WHAT THE EXERCISE ASKS
Repeat all of the data precisely.

(Figure record listings)
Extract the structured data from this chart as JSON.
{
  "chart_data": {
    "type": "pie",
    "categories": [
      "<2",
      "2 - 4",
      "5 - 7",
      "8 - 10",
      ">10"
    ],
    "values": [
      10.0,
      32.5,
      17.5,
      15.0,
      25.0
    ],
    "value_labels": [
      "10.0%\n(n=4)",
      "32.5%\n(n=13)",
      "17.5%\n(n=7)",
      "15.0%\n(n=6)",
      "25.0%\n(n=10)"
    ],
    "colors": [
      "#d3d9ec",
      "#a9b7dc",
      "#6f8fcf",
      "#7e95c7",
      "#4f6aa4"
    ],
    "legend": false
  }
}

ANSWER TO THIS TASK
Extract the structured data from this chart as JSON.
{
  "chart_data": {
    "type": "pie",
    "categories": [
      "<2",
      "2 - 4",
      "5 - 7",
      "8 - 10",
      ">10"
    ],
    "values": [
      10.0,
      32.5,
      17.5,
      15.0,
      25.0
    ],
    "value_labels": [
      "10.0%\n(n=4)",
      "32.5%\n(n=13)",
      "17.5%\n(n=7)",
      "15.0%\n(n=6)",
      "25.0%\n(n=10)"
    ],
    "colors": [
      "#d3d9ec",
      "#a9b7dc",
      "#6f8fcf",
      "#7e95c7",
      "#4f6aa4"
    ],
    "legend": false
  }
}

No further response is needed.